== 本文抜粋 ==
--------------------------------------------------
業務委託なら労働者に該当しないのかのサムネイル

業務委託なら労働者に該当しないのか

弁護士 金田正敏

1 会社と個人との働き方に関わる契約形態は、雇用契約のみならず、請負契約、業務委託契約とさまざまなものがあります。日本の労働基準法をはじめとする労働法では、個人が、会社との関係で「労働者である」と判断される場合に、他の契約形態とは異なり、特別な保護を与えています。労働者と判断されると、会社では、社会保険の適用、有給休暇、残業代の発生など、考えなければならないことが多く発生することになります。

では、契約形態が「業務委託契約」となっているのみで、契約している個人との関係では、労働者ではない、という判断になるのでしょうか。

この点、労働法では、契約のタイトルのみではなく、その内容を見て、労働者か否かを判断しています。具体的にみてみましょう。

 

2 労働者とは労働基準法上、「職業の種類を問わず、事業又は事務所に使用される者で、賃金を支払われる者をいう。」と定義されています(労働基準法第9条)。この定義は、他の法律でも参照されており、労働契約法でも、「労働者」の定義については、労働基準法と同じ考え方をとっていると考えられています。
--------------------------------------------------
== 課題 A ==
本文抜粋にある「労働者と判断されると、会社では、社会保険の適用、有給休暇、残業代の発生など、考えなければならないことが多く発生することになります。」という一文を英語に訳してください。
--------------------------------------------------
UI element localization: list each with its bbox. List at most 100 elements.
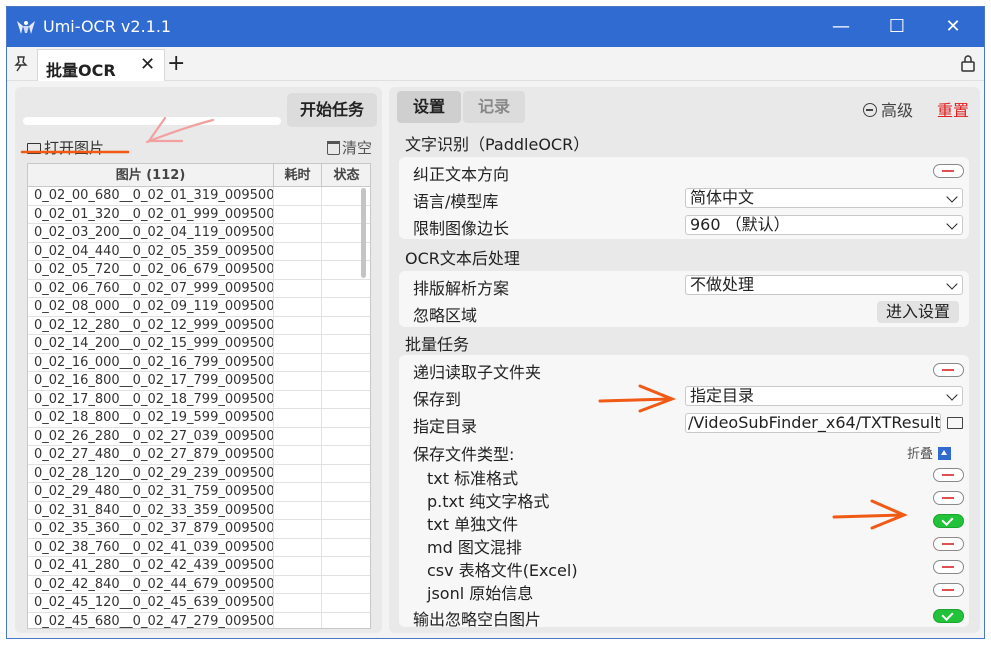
table-row[interactable]: 0_02_05_720__0_02_06_679_0095000 [28,261,370,280]
close-button[interactable]: ✕ [925,7,981,47]
file-name-cell: 0_02_35_360__0_02_37_879_0095000 [28,520,274,539]
column-header-status[interactable]: 状态 [322,164,370,187]
open-images-label: 打开图片 [44,139,105,157]
time-cell [274,187,322,206]
target-dir-label: 指定目录 [413,417,478,436]
tab-label: 批量OCR [46,61,116,80]
clear-button[interactable]: 清空 [327,137,372,158]
file-name-cell: 0_02_29_480__0_02_31_759_0095000 [28,483,274,502]
table-row[interactable]: 0_02_35_360__0_02_37_879_0095000 [28,520,370,539]
type-md-toggle[interactable] [933,537,964,551]
recursive-toggle[interactable] [933,363,964,377]
time-cell [274,316,322,335]
save-to-select[interactable]: 指定目录 [685,386,963,406]
start-task-button[interactable]: 开始任务 [287,93,377,127]
table-row[interactable]: 0_02_18_800__0_02_19_599_0095000 [28,409,370,428]
advanced-toggle[interactable]: 高级 [863,97,913,121]
recursive-label: 递归读取子文件夹 [413,363,542,382]
table-row[interactable]: 0_02_31_840__0_02_33_359_0095000 [28,501,370,520]
table-row[interactable]: 0_02_06_760__0_02_07_999_0095000 [28,279,370,298]
time-cell [274,390,322,409]
table-row[interactable]: 0_02_45_680__0_02_47_279_0095000 [28,612,370,628]
table-row[interactable]: 0_02_38_760__0_02_41_039_0095000 [28,538,370,557]
tab-bar: 批量OCR ✕ + [7,47,984,81]
file-name-cell: 0_02_04_440__0_02_05_359_0095000 [28,242,274,261]
add-tab-icon[interactable]: + [167,51,185,76]
post-settings-card: 排版解析方案 不做处理 忽略区域 进入设置 [399,271,969,327]
fix-direction-toggle[interactable] [933,164,964,178]
type-csv-toggle[interactable] [933,560,964,574]
type-txt-toggle[interactable] [933,468,964,482]
window-title: Umi-OCR v2.1.1 [43,17,172,36]
type-csv-label: csv 表格文件(Excel) [427,561,578,580]
reset-button[interactable]: 重置 [937,97,969,121]
table-row[interactable]: 0_02_45_120__0_02_45_639_0095000 [28,594,370,613]
collapse-label: 折叠 [907,447,934,462]
chevron-down-icon [946,218,958,230]
file-name-cell: 0_02_28_120__0_02_29_239_0095000 [28,464,274,483]
folder-icon [27,143,41,154]
tab-records[interactable]: 记录 [463,91,525,123]
time-cell [274,594,322,613]
ignore-blank-toggle[interactable] [933,608,964,623]
type-ptxt-toggle[interactable] [933,491,964,505]
column-header-time[interactable]: 耗时 [274,164,322,187]
time-cell [274,464,322,483]
table-row[interactable]: 0_02_03_200__0_02_04_119_0095000 [28,224,370,243]
type-ptxt-label: p.txt 纯文字格式 [427,492,550,511]
table-row[interactable]: 0_02_00_680__0_02_01_319_0095000 [28,187,370,206]
target-dir-input[interactable]: /VideoSubFinder_x64/TXTResults [685,413,941,433]
table-row[interactable]: 0_02_26_280__0_02_27_039_0095000 [28,427,370,446]
open-images-button[interactable]: 打开图片 [27,137,104,158]
type-jsonl-toggle[interactable] [933,583,964,597]
folder-icon[interactable] [947,417,963,429]
language-select[interactable]: 简体中文 [685,188,963,208]
table-scrollbar[interactable] [361,188,366,278]
table-row[interactable]: 0_02_17_800__0_02_18_799_0095000 [28,390,370,409]
layout-value: 不做处理 [690,275,755,294]
table-row[interactable]: 0_02_16_800__0_02_17_799_0095000 [28,372,370,391]
tab-settings[interactable]: 设置 [397,91,461,123]
type-txt-single-toggle[interactable] [933,513,964,528]
tab-batch-ocr[interactable]: 批量OCR ✕ [37,49,165,81]
column-header-image[interactable]: 图片 (112) [28,164,274,187]
table-row[interactable]: 0_02_14_200__0_02_15_999_0095000 [28,335,370,354]
lock-icon[interactable] [960,54,976,72]
table-row[interactable]: 0_02_41_280__0_02_42_439_0095000 [28,557,370,576]
table-row[interactable]: 0_02_16_000__0_02_16_799_0095000 [28,353,370,372]
collapse-button[interactable]: 折叠 [907,443,952,462]
table-row[interactable]: 0_02_04_440__0_02_05_359_0095000 [28,242,370,261]
section-title-post: OCR文本后处理 [405,249,520,268]
time-cell [274,446,322,465]
table-row[interactable]: 0_02_01_320__0_02_01_999_0095000 [28,205,370,224]
trash-icon [327,141,340,155]
file-name-cell: 0_02_17_800__0_02_18_799_0095000 [28,390,274,409]
enter-settings-button[interactable]: 进入设置 [877,301,959,323]
table-row[interactable]: 0_02_28_120__0_02_29_239_0095000 [28,464,370,483]
table-row[interactable]: 0_02_27_480__0_02_27_879_0095000 [28,446,370,465]
chevron-down-icon [946,278,958,290]
table-row[interactable]: 0_02_42_840__0_02_44_679_0095000 [28,575,370,594]
check-icon [941,513,954,527]
type-md-label: md 图文混排 [427,538,522,557]
table-row[interactable]: 0_02_08_000__0_02_09_119_0095000 [28,298,370,317]
time-cell [274,427,322,446]
minimize-button[interactable]: — [813,7,869,47]
limit-size-label: 限制图像边长 [413,219,510,238]
file-name-cell: 0_02_16_000__0_02_16_799_0095000 [28,353,274,372]
table-row[interactable]: 0_02_12_280__0_02_12_999_0095000 [28,316,370,335]
limit-size-value: 960 （默认） [690,215,790,234]
minus-circle-icon [863,103,877,117]
table-row[interactable]: 0_02_29_480__0_02_31_759_0095000 [28,483,370,502]
section-title-ocr: 文字识别（PaddleOCR） [405,135,590,154]
advanced-label: 高级 [881,101,914,120]
layout-select[interactable]: 不做处理 [685,275,963,295]
file-types-label: 保存文件类型: [413,445,515,464]
tab-close-icon[interactable]: ✕ [140,54,155,75]
title-bar[interactable]: Umi-OCR v2.1.1 — ☐ ✕ [7,7,984,47]
time-cell [274,501,322,520]
pin-icon[interactable] [13,55,29,73]
maximize-button[interactable]: ☐ [869,7,925,47]
file-table-body: 0_02_00_680__0_02_01_319_0095000 0_02_01_… [28,187,370,628]
limit-size-select[interactable]: 960 （默认） [685,215,963,235]
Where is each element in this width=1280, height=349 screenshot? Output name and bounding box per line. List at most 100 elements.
--------------------------------------------------
== 課題 B ==
レコードを絞り込み、文字列「limit」を含む行をすべてそのまま書き出してください。大文字と小文字は区別します。

== 正答 A ==
If an individual is judged to be a worker, the company will have many matters it must consider, such as the application of social insurance, paid leave, and the accrual of overtime pay.

== 正答 B ==
limit-size-label: 限制图像边长 [413,219,510,238]
limit-size-value: 960 （默认） [690,215,790,234]
limit-size-select[interactable]: 960 （默认） [685,215,963,235]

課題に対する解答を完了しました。